▶ [Written task]
Comb the records below for the string "административным" and copy each line where it turns up.

Saved entries:
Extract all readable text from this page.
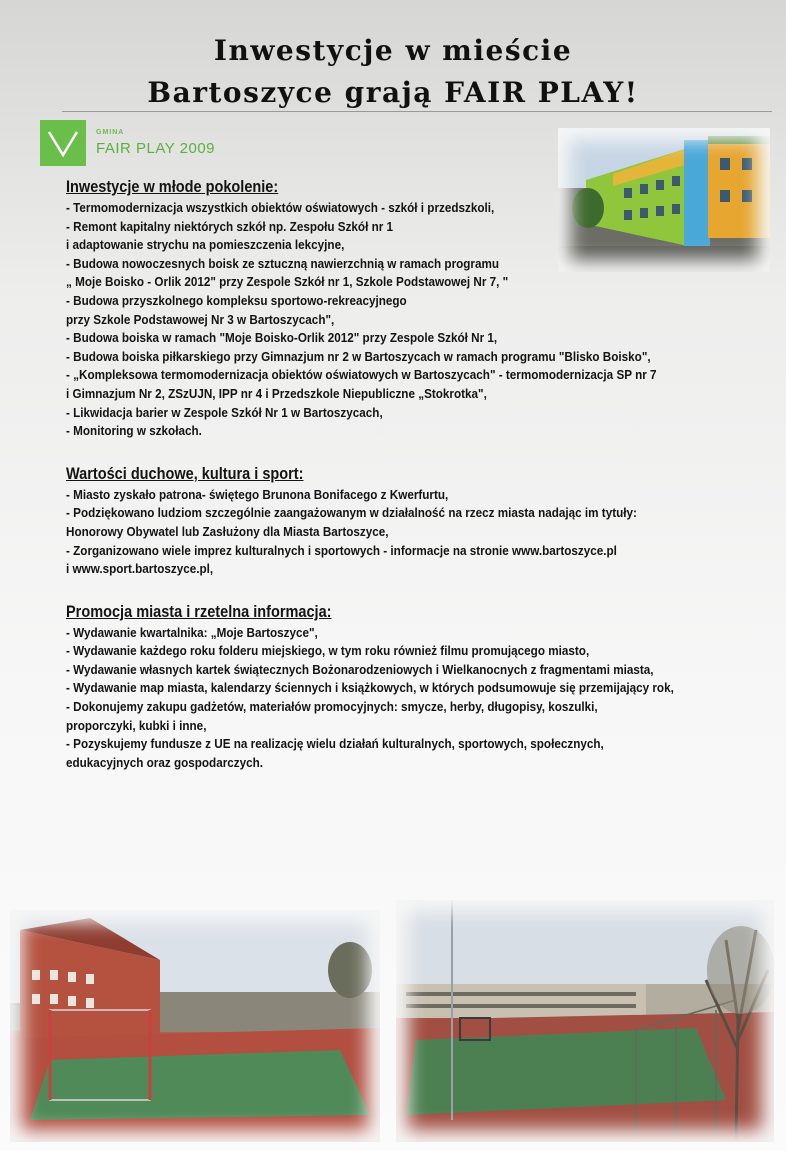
Inwestycje w mieście
Bartoszyce grają FAIR PLAY!
GMINA
FAIR PLAY 2009
Inwestycje w młode pokolenie:
- Termomodernizacja wszystkich obiektów oświatowych - szkół i przedszkoli,
- Remont kapitalny niektórych szkół np. Zespołu Szkół nr 1
i adaptowanie strychu na pomieszczenia lekcyjne,
- Budowa nowoczesnych boisk ze sztuczną nawierzchnią w ramach programu
„ Moje Boisko - Orlik 2012" przy Zespole Szkół nr 1, Szkole Podstawowej Nr 7, "
- Budowa przyszkolnego kompleksu sportowo-rekreacyjnego
przy Szkole Podstawowej Nr 3 w Bartoszycach",
- Budowa boiska w ramach "Moje Boisko-Orlik 2012" przy Zespole Szkół Nr 1,
- Budowa boiska piłkarskiego przy Gimnazjum nr 2 w Bartoszycach w ramach programu "Blisko Boisko",
- „Kompleksowa termomodernizacja obiektów oświatowych w Bartoszycach" - termomodernizacja SP nr 7
i Gimnazjum Nr 2, ZSzUJN, IPP nr 4 i Przedszkole Niepubliczne „Stokrotka",
- Likwidacja barier w Zespole Szkół Nr 1 w Bartoszycach,
- Monitoring w szkołach.
Wartości duchowe, kultura i sport:
- Miasto zyskało patrona- świętego Brunona Bonifacego z Kwerfurtu,
- Podziękowano ludziom szczególnie zaangażowanym w działalność na rzecz miasta nadając im tytuły:
Honorowy Obywatel lub Zasłużony dla Miasta Bartoszyce,
- Zorganizowano wiele imprez kulturalnych i sportowych - informacje na stronie www.bartoszyce.pl
i www.sport.bartoszyce.pl,
Promocja miasta i rzetelna informacja:
- Wydawanie kwartalnika: „Moje Bartoszyce",
- Wydawanie każdego roku folderu miejskiego, w tym roku również filmu promującego miasto,
- Wydawanie własnych kartek świątecznych Bożonarodzeniowych i Wielkanocnych z fragmentami miasta,
- Wydawanie map miasta, kalendarzy ściennych i książkowych, w których podsumowuje się przemijający rok,
- Dokonujemy zakupu gadżetów, materiałów promocyjnych: smycze, herby, długopisy, koszulki,
proporczyki, kubki i inne,
- Pozyskujemy fundusze z UE na realizację wielu działań kulturalnych, sportowych, społecznych,
edukacyjnych oraz gospodarczych.
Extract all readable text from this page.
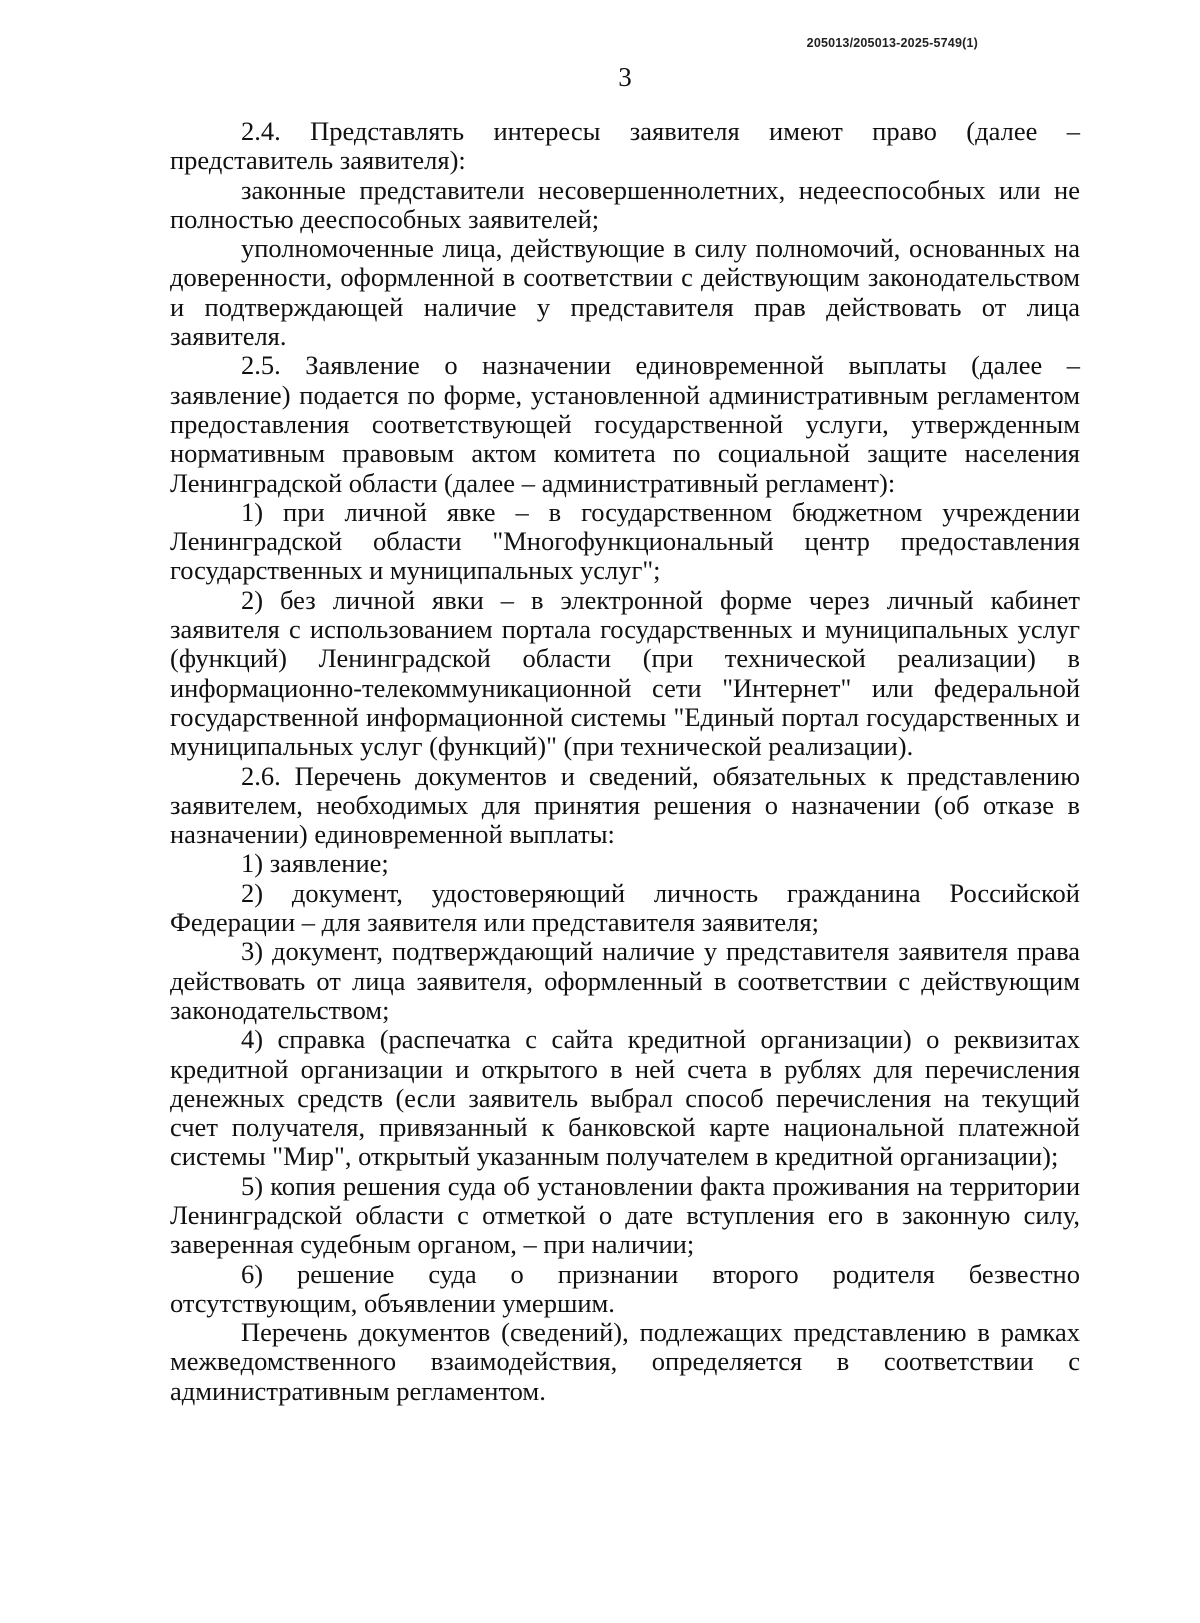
205013/205013-2025-5749(1)
3

2.4. Представлять интересы заявителя имеют право (далее – представитель заявителя):

законные представители несовершеннолетних, недееспособных или не полностью дееспособных заявителей;

уполномоченные лица, действующие в силу полномочий, основанных на доверенности, оформленной в соответствии с действующим законодательством и подтверждающей наличие у представителя прав действовать от лица заявителя.

2.5. Заявление о назначении единовременной выплаты (далее – заявление) подается по форме, установленной административным регламентом предоставления соответствующей государственной услуги, утвержденным нормативным правовым актом комитета по социальной защите населения Ленинградской области (далее – административный регламент):

1) при личной явке – в государственном бюджетном учреждении Ленинградской области "Многофункциональный центр предоставления государственных и муниципальных услуг";

2) без личной явки – в электронной форме через личный кабинет заявителя с использованием портала государственных и муниципальных услуг (функций) Ленинградской области (при технической реализации) в информационно-телекоммуникационной сети "Интернет" или федеральной государственной информационной системы "Единый портал государственных и муниципальных услуг (функций)" (при технической реализации).

2.6. Перечень документов и сведений, обязательных к представлению заявителем, необходимых для принятия решения о назначении (об отказе в назначении) единовременной выплаты:

1) заявление;

2) документ, удостоверяющий личность гражданина Российской Федерации – для заявителя или представителя заявителя;

3) документ, подтверждающий наличие у представителя заявителя права действовать от лица заявителя, оформленный в соответствии с действующим законодательством;

4) справка (распечатка с сайта кредитной организации) о реквизитах кредитной организации и открытого в ней счета в рублях для перечисления денежных средств (если заявитель выбрал способ перечисления на текущий счет получателя, привязанный к банковской карте национальной платежной системы "Мир", открытый указанным получателем в кредитной организации);

5) копия решения суда об установлении факта проживания на территории Ленинградской области с отметкой о дате вступления его в законную силу, заверенная судебным органом, – при наличии;

6) решение суда о признании второго родителя безвестно отсутствующим, объявлении умершим.

Перечень документов (сведений), подлежащих представлению в рамках межведомственного взаимодействия, определяется в соответствии с административным регламентом.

▶ [Exercise response]
2.5. Заявление о назначении единовременной выплаты (далее – заявление) подается по форме, установленной административным регламентом предоставления соответствующей государственной услуги, утвержденным нормативным правовым актом комитета по социальной защите населения Ленинградской области (далее – административный регламент):
Перечень документов (сведений), подлежащих представлению в рамках межведомственного взаимодействия, определяется в соответствии с административным регламентом.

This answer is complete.